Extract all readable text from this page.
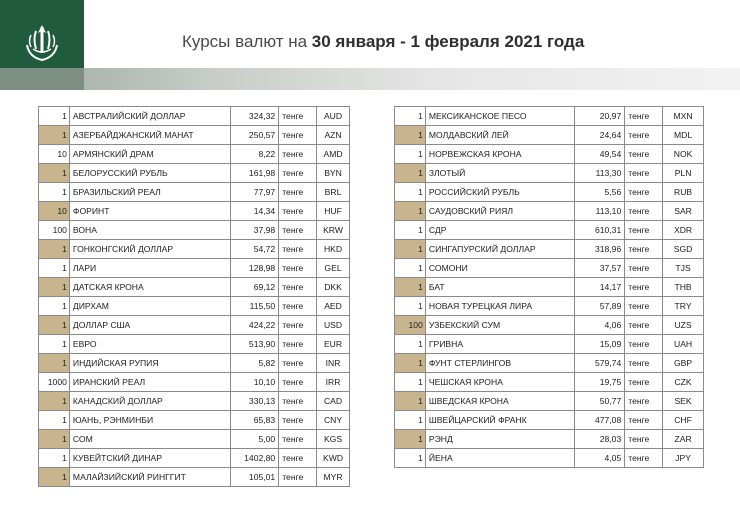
Курсы валют на 30 января - 1 февраля 2021 года
1	АВСТРАЛИЙСКИЙ ДОЛЛАР	324,32	тенге	AUD
1	АЗЕРБАЙДЖАНСКИЙ МАНАТ	250,57	тенге	AZN
10	АРМЯНСКИЙ ДРАМ	8,22	тенге	AMD
1	БЕЛОРУССКИЙ РУБЛЬ	161,98	тенге	BYN
1	БРАЗИЛЬСКИЙ РЕАЛ	77,97	тенге	BRL
10	ФОРИНТ	14,34	тенге	HUF
100	ВОНА	37,98	тенге	KRW
1	ГОНКОНГСКИЙ ДОЛЛАР	54,72	тенге	HKD
1	ЛАРИ	128,98	тенге	GEL
1	ДАТСКАЯ КРОНА	69,12	тенге	DKK
1	ДИРХАМ	115,50	тенге	AED
1	ДОЛЛАР США	424,22	тенге	USD
1	ЕВРО	513,90	тенге	EUR
1	ИНДИЙСКАЯ РУПИЯ	5,82	тенге	INR
1000	ИРАНСКИЙ РЕАЛ	10,10	тенге	IRR
1	КАНАДСКИЙ ДОЛЛАР	330,13	тенге	CAD
1	ЮАНЬ, РЭНМИНБИ	65,83	тенге	CNY
1	СОМ	5,00	тенге	KGS
1	КУВЕЙТСКИЙ ДИНАР	1402,80	тенге	KWD
1	МАЛАЙЗИЙСКИЙ РИНГГИТ	105,01	тенге	MYR
1	МЕКСИКАНСКОЕ ПЕСО	20,97	тенге	MXN
1	МОЛДАВСКИЙ ЛЕЙ	24,64	тенге	MDL
1	НОРВЕЖСКАЯ КРОНА	49,54	тенге	NOK
1	ЗЛОТЫЙ	113,30	тенге	PLN
1	РОССИЙСКИЙ РУБЛЬ	5,56	тенге	RUB
1	САУДОВСКИЙ РИЯЛ	113,10	тенге	SAR
1	СДР	610,31	тенге	XDR
1	СИНГАПУРСКИЙ ДОЛЛАР	318,96	тенге	SGD
1	СОМОНИ	37,57	тенге	TJS
1	БАТ	14,17	тенге	THB
1	НОВАЯ ТУРЕЦКАЯ ЛИРА	57,89	тенге	TRY
100	УЗБЕКСКИЙ СУМ	4,06	тенге	UZS
1	ГРИВНА	15,09	тенге	UAH
1	ФУНТ СТЕРЛИНГОВ	579,74	тенге	GBP
1	ЧЕШСКАЯ КРОНА	19,75	тенге	CZK
1	ШВЕДСКАЯ КРОНА	50,77	тенге	SEK
1	ШВЕЙЦАРСКИЙ ФРАНК	477,08	тенге	CHF
1	РЭНД	28,03	тенге	ZAR
1	ЙЕНА	4,05	тенге	JPY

▶ **STATED PROBLEM**:
Copy the material above in full and exactly, skipping pictures.

▶ **SOLUTION TO THIS EXERCISE**:
Extract all readable text from this page.
Курсы валют на 30 января - 1 февраля 2021 года
1	АВСТРАЛИЙСКИЙ ДОЛЛАР	324,32	тенге	AUD
1	АЗЕРБАЙДЖАНСКИЙ МАНАТ	250,57	тенге	AZN
10	АРМЯНСКИЙ ДРАМ	8,22	тенге	AMD
1	БЕЛОРУССКИЙ РУБЛЬ	161,98	тенге	BYN
1	БРАЗИЛЬСКИЙ РЕАЛ	77,97	тенге	BRL
10	ФОРИНТ	14,34	тенге	HUF
100	ВОНА	37,98	тенге	KRW
1	ГОНКОНГСКИЙ ДОЛЛАР	54,72	тенге	HKD
1	ЛАРИ	128,98	тенге	GEL
1	ДАТСКАЯ КРОНА	69,12	тенге	DKK
1	ДИРХАМ	115,50	тенге	AED
1	ДОЛЛАР США	424,22	тенге	USD
1	ЕВРО	513,90	тенге	EUR
1	ИНДИЙСКАЯ РУПИЯ	5,82	тенге	INR
1000	ИРАНСКИЙ РЕАЛ	10,10	тенге	IRR
1	КАНАДСКИЙ ДОЛЛАР	330,13	тенге	CAD
1	ЮАНЬ, РЭНМИНБИ	65,83	тенге	CNY
1	СОМ	5,00	тенге	KGS
1	КУВЕЙТСКИЙ ДИНАР	1402,80	тенге	KWD
1	МАЛАЙЗИЙСКИЙ РИНГГИТ	105,01	тенге	MYR
1	МЕКСИКАНСКОЕ ПЕСО	20,97	тенге	MXN
1	МОЛДАВСКИЙ ЛЕЙ	24,64	тенге	MDL
1	НОРВЕЖСКАЯ КРОНА	49,54	тенге	NOK
1	ЗЛОТЫЙ	113,30	тенге	PLN
1	РОССИЙСКИЙ РУБЛЬ	5,56	тенге	RUB
1	САУДОВСКИЙ РИЯЛ	113,10	тенге	SAR
1	СДР	610,31	тенге	XDR
1	СИНГАПУРСКИЙ ДОЛЛАР	318,96	тенге	SGD
1	СОМОНИ	37,57	тенге	TJS
1	БАТ	14,17	тенге	THB
1	НОВАЯ ТУРЕЦКАЯ ЛИРА	57,89	тенге	TRY
100	УЗБЕКСКИЙ СУМ	4,06	тенге	UZS
1	ГРИВНА	15,09	тенге	UAH
1	ФУНТ СТЕРЛИНГОВ	579,74	тенге	GBP
1	ЧЕШСКАЯ КРОНА	19,75	тенге	CZK
1	ШВЕДСКАЯ КРОНА	50,77	тенге	SEK
1	ШВЕЙЦАРСКИЙ ФРАНК	477,08	тенге	CHF
1	РЭНД	28,03	тенге	ZAR
1	ЙЕНА	4,05	тенге	JPY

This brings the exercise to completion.